++++ Source material ++++

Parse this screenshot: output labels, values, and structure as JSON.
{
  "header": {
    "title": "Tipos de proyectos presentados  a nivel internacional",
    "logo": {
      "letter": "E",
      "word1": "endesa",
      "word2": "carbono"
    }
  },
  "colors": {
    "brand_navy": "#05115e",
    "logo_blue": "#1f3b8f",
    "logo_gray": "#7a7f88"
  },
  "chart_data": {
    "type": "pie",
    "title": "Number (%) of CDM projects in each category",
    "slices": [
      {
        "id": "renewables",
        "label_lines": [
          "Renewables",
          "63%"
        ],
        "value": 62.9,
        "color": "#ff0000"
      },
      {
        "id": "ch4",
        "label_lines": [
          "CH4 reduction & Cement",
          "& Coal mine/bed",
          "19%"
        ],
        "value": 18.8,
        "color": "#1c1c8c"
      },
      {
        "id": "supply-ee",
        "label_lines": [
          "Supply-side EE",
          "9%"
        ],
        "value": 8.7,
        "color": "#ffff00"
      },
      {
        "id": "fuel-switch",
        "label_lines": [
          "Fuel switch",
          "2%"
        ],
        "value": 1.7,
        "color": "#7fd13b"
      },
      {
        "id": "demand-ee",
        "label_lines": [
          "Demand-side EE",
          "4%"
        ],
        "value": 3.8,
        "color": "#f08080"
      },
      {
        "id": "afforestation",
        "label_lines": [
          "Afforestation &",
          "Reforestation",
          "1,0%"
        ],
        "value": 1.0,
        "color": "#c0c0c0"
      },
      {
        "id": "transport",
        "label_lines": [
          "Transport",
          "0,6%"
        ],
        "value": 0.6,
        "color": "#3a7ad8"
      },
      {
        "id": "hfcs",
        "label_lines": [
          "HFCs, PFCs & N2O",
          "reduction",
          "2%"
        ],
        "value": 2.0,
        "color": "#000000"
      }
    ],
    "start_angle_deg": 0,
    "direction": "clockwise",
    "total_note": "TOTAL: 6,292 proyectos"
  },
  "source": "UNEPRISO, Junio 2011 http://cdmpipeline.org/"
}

++++

▸ **Objective**:
Your task is to transcribe the material exactly.

▸ **Solution**:
Parse this screenshot: output labels, values, and structure as JSON.
{
  "header": {
    "title": "Tipos de proyectos presentados  a nivel internacional",
    "logo": {
      "letter": "E",
      "word1": "endesa",
      "word2": "carbono"
    }
  },
  "colors": {
    "brand_navy": "#05115e",
    "logo_blue": "#1f3b8f",
    "logo_gray": "#7a7f88"
  },
  "chart_data": {
    "type": "pie",
    "title": "Number (%) of CDM projects in each category",
    "slices": [
      {
        "id": "renewables",
        "label_lines": [
          "Renewables",
          "63%"
        ],
        "value": 62.9,
        "color": "#ff0000"
      },
      {
        "id": "ch4",
        "label_lines": [
          "CH4 reduction & Cement",
          "& Coal mine/bed",
          "19%"
        ],
        "value": 18.8,
        "color": "#1c1c8c"
      },
      {
        "id": "supply-ee",
        "label_lines": [
          "Supply-side EE",
          "9%"
        ],
        "value": 8.7,
        "color": "#ffff00"
      },
      {
        "id": "fuel-switch",
        "label_lines": [
          "Fuel switch",
          "2%"
        ],
        "value": 1.7,
        "color": "#7fd13b"
      },
      {
        "id": "demand-ee",
        "label_lines": [
          "Demand-side EE",
          "4%"
        ],
        "value": 3.8,
        "color": "#f08080"
      },
      {
        "id": "afforestation",
        "label_lines": [
          "Afforestation &",
          "Reforestation",
          "1,0%"
        ],
        "value": 1.0,
        "color": "#c0c0c0"
      },
      {
        "id": "transport",
        "label_lines": [
          "Transport",
          "0,6%"
        ],
        "value": 0.6,
        "color": "#3a7ad8"
      },
      {
        "id": "hfcs",
        "label_lines": [
          "HFCs, PFCs & N2O",
          "reduction",
          "2%"
        ],
        "value": 2.0,
        "color": "#000000"
      }
    ],
    "start_angle_deg": 0,
    "direction": "clockwise",
    "total_note": "TOTAL: 6,292 proyectos"
  },
  "source": "UNEPRISO, Junio 2011 http://cdmpipeline.org/"
}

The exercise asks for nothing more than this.